→ **WHAT THE EXERCISE ASKS**:
Check the listing below for lines with the word "accent" and say how many there are, with nothing but the number.

→ **INFORMATION SUPPLIED**:

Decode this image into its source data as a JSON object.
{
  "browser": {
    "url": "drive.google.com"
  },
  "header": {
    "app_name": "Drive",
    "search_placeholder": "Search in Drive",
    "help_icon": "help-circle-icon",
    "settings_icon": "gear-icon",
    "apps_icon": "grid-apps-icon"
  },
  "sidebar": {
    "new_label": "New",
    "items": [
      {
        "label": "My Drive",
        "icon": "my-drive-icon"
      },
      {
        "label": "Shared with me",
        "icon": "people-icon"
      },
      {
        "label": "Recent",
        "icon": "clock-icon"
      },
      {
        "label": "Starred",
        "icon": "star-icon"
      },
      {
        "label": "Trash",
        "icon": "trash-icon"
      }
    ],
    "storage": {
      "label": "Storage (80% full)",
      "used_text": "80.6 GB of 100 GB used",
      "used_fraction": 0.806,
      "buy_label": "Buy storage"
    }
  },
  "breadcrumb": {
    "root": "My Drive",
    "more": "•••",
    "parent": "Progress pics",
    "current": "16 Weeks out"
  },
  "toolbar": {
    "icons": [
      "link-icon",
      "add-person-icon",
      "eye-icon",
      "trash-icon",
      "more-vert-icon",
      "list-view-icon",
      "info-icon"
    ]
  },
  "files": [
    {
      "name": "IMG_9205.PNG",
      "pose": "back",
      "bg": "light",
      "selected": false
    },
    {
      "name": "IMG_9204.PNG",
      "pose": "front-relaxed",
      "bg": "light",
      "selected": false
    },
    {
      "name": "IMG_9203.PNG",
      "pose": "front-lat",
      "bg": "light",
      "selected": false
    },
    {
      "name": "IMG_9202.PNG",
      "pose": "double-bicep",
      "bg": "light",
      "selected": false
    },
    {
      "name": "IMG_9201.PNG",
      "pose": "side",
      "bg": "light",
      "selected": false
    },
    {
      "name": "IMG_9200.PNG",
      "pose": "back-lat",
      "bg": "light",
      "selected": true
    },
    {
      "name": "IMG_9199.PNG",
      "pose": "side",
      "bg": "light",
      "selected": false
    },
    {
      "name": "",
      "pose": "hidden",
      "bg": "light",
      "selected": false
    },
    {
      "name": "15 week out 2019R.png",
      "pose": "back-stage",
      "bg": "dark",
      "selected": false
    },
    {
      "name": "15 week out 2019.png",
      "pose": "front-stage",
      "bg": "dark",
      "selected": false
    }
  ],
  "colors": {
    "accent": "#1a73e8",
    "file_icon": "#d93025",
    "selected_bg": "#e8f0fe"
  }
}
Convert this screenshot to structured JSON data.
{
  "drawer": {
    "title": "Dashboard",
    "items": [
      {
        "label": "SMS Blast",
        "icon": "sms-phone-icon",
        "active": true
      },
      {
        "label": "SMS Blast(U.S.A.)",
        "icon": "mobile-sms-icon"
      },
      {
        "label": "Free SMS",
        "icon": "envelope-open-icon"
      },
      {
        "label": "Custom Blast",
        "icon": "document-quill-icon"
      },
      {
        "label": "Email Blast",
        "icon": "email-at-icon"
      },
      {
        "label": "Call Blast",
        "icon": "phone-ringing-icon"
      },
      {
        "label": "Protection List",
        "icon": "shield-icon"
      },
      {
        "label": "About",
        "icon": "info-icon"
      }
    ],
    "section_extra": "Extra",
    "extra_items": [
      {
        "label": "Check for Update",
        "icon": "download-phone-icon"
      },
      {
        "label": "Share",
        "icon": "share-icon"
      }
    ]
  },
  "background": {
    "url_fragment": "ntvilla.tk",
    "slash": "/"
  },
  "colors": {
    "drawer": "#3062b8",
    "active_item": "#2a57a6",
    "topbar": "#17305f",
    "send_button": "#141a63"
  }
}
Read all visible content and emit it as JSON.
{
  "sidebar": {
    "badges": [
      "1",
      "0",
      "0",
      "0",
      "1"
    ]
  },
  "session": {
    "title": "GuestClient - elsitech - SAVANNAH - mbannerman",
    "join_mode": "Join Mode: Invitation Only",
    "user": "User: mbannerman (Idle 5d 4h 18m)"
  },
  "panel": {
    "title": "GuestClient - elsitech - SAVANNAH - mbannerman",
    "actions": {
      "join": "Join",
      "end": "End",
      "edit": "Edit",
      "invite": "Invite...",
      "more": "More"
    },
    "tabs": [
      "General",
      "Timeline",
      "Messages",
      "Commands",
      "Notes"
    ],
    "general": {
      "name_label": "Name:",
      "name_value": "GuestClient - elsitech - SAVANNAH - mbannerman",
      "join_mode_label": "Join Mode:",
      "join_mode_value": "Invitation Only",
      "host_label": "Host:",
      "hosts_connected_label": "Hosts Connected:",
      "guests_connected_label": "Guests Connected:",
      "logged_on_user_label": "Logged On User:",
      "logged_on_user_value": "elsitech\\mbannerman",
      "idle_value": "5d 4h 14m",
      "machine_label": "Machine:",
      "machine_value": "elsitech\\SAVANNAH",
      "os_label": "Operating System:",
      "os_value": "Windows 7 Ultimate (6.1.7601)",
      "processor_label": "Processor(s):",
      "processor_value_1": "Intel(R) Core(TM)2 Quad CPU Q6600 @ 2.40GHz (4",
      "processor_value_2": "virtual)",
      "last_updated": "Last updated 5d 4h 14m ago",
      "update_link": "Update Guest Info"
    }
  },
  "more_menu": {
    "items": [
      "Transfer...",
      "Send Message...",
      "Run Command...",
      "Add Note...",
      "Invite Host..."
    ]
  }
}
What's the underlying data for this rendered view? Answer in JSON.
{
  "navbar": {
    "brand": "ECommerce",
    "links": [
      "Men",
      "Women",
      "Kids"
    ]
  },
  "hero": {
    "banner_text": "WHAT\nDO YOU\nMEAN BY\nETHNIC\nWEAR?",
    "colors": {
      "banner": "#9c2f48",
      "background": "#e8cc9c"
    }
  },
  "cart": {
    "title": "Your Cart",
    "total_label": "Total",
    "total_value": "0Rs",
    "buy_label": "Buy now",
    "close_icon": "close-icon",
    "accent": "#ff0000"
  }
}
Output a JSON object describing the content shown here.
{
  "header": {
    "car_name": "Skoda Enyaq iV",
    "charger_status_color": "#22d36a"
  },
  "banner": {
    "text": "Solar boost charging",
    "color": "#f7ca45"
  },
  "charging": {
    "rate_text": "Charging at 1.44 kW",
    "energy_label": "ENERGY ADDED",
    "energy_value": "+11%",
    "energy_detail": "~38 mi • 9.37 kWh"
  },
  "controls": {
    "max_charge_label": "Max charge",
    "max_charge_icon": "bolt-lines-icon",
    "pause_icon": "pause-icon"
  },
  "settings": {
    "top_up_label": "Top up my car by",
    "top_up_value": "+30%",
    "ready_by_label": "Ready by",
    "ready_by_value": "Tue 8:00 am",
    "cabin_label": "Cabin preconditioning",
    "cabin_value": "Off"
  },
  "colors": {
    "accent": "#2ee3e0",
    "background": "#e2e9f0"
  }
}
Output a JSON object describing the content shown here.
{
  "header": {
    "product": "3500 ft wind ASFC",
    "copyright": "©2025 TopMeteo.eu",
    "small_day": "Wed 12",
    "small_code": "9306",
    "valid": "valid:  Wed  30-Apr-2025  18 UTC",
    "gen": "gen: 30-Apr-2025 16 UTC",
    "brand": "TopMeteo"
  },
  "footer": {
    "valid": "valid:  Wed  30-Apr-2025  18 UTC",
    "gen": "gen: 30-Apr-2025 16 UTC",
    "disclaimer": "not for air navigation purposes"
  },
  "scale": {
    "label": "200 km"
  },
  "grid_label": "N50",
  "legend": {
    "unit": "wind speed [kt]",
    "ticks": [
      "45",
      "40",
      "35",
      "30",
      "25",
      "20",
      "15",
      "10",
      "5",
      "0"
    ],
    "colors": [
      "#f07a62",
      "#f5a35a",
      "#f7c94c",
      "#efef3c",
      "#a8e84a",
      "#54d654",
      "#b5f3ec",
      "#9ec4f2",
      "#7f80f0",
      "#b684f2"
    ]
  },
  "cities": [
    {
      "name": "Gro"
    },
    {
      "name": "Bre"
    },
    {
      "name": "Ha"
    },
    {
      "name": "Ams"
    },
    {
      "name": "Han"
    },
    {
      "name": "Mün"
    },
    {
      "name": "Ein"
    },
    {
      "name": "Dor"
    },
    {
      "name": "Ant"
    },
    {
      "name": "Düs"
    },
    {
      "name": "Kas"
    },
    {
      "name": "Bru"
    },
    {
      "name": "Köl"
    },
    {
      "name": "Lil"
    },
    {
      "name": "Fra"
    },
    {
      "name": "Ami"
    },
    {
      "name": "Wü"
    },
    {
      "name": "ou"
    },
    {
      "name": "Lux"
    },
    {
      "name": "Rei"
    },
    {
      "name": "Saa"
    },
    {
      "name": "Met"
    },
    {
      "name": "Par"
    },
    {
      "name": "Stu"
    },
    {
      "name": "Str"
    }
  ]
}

→ **RESULT**:
3